(Saved entries)
####

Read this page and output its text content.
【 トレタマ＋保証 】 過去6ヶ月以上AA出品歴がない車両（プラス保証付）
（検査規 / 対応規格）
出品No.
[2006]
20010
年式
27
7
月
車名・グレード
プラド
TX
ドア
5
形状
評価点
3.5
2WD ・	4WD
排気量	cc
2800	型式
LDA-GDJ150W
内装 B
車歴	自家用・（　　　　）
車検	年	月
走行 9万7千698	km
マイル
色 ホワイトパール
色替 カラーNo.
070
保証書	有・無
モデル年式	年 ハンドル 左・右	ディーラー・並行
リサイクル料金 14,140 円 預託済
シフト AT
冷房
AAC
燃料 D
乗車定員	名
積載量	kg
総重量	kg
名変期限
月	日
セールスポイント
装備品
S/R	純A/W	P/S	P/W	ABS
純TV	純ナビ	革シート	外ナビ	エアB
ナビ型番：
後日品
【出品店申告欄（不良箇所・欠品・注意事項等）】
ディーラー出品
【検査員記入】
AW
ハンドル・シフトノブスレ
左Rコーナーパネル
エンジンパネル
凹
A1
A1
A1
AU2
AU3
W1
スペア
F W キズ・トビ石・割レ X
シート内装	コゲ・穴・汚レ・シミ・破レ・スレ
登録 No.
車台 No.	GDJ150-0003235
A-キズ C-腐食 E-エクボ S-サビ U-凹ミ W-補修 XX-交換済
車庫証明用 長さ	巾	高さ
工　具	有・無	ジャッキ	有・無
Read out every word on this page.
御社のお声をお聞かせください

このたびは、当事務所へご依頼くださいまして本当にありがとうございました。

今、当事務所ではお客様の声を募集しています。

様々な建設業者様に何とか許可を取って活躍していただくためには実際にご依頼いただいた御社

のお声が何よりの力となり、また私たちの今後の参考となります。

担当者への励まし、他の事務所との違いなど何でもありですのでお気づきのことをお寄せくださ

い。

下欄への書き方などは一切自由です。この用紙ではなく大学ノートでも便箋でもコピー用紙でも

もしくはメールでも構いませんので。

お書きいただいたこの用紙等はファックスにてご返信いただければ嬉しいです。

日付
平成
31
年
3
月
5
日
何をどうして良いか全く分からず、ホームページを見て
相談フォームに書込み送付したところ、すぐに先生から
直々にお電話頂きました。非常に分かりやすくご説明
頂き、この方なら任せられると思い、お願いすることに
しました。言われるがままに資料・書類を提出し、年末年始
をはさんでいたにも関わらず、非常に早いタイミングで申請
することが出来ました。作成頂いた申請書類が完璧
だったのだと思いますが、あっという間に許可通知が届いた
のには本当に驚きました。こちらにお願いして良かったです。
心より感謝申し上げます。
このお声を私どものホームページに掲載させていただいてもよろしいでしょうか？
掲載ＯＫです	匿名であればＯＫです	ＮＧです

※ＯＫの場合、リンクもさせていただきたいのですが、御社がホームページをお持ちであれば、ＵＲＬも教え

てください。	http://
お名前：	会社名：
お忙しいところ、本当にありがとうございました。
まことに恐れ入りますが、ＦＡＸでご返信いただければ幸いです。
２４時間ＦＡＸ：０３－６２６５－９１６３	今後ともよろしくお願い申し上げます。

####

### [Required work]
How many lines in the listing above contain the string "page"? Answer with the number only.

### [Written reply]
2